_Set of tasks_
- A) Translate this sentence from the essay on divine judgment into French: "Throughout Scripture, God uses light and darkness as metaphors for good and evil."
- B) Summarize the essay on divine judgment in two sentences.
- C) In the essay on divine judgment, rewrite the part that opens with the words containing "First, note that" and closes with "are already predetermined.", replacing "predetermined" with "foreordained".

_Text passage_
---*---

Jun 15, 2009

And After This, The Judgment

Jack Kinsella
By Jack Kinsella

If there is a central theme of Scripture, a single pinpoint of truth from which all other doctrine flows, it would have to be that of judgment.

This universe was born as a place of judgment; its very creation was a matter of judgment, and nothing within this physical universe shall escape judgment.

Judgment was born out of light. Genesis 1:4 records the very first instance of Divine judgment; "And God saw the light, that it was good . . ."

Throughout Scripture, God uses light and darkness as metaphors for good and evil. So it is fitting that He began this universe with His judgment of light and darkness.

Having judged light to be "good" Genesis says God exercised a different kind of judgment when He divided the light from the darkness.Without a clear division between light and darkness, everything would be shades of gray.

We often attempt to color our own moral judgments using similar metaphors; "it isn't that black and white" or, "this is a gray area" to explain and justify our compromises.

Hebrews 9:27 is a Scripture often quoted in terms of judgment; "And as it is appointed unto men once to die, but after this the judgment."

First, note that each man has an appointment with death. We all die, eventually. But it is not a random event, any more than was our birth. The time, manner and hour are already predetermined.

Jesus used another metaphor, "born again" to describe our salvation process. We are born from the womb, but not voluntarily. When the time comes, we are expelled into the light. And it is hardly a pleasant transition.

---*---

_Supplied material_
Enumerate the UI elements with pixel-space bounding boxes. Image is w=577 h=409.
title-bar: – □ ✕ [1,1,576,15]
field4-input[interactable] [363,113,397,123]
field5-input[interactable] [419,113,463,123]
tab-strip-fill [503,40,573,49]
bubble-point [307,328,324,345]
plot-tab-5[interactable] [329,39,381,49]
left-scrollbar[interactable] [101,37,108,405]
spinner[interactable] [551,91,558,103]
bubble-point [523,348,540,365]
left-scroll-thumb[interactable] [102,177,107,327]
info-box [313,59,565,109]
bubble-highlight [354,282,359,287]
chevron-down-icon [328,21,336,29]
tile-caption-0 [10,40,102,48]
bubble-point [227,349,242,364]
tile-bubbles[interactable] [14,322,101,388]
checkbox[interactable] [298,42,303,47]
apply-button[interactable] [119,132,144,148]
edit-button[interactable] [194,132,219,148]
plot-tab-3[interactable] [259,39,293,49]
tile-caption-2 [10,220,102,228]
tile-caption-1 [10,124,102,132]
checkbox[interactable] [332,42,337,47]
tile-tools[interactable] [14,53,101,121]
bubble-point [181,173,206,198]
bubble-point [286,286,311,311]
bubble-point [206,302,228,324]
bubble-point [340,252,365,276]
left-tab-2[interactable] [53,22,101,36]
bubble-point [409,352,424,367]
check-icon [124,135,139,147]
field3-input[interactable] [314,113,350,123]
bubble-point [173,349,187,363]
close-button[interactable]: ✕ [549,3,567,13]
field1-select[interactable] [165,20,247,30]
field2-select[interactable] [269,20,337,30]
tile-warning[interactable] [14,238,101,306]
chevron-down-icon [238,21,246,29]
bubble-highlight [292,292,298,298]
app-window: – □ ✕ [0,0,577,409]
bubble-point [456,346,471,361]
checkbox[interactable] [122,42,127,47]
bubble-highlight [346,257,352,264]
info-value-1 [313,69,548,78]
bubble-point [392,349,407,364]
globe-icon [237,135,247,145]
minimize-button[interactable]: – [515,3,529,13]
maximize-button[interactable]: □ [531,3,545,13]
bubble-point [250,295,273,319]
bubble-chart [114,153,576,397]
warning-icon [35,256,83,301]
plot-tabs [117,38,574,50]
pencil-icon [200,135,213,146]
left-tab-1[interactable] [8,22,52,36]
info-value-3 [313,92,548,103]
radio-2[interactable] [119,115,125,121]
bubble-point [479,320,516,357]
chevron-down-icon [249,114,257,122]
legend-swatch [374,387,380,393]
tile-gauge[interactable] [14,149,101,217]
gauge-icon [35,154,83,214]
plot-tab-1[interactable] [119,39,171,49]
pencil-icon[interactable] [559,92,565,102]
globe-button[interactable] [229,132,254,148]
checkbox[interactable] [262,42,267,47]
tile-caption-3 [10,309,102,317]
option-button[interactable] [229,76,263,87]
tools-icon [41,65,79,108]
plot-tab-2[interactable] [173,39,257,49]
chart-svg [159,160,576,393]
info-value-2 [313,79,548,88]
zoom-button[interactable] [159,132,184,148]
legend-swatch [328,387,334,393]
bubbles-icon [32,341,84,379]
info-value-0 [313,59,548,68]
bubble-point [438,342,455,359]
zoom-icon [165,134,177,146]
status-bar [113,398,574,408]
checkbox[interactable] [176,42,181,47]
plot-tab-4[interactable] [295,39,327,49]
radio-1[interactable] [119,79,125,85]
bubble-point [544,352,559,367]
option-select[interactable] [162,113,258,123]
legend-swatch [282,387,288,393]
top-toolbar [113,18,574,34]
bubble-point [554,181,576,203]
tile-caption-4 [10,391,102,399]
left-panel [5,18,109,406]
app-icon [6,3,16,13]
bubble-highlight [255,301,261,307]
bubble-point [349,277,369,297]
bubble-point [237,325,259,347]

---*---

_Solution set_
- A) Tout au long de l'Écriture, Dieu utilise la lumière et les ténèbres comme métaphores du bien et du mal.

- B) The essay holds that judgment is the central theme of Scripture, beginning with God's judgment in Genesis 1:4 that the light was good and His division of the light from the darkness. Citing Hebrews 9:27, it notes that each man has an appointment with death, whose time, manner and hour are already predetermined.

- C)
First, note that each man has an appointment with death. We all die, eventually. But it is not a random event, any more than was our birth. The time, manner and hour are already foreordained.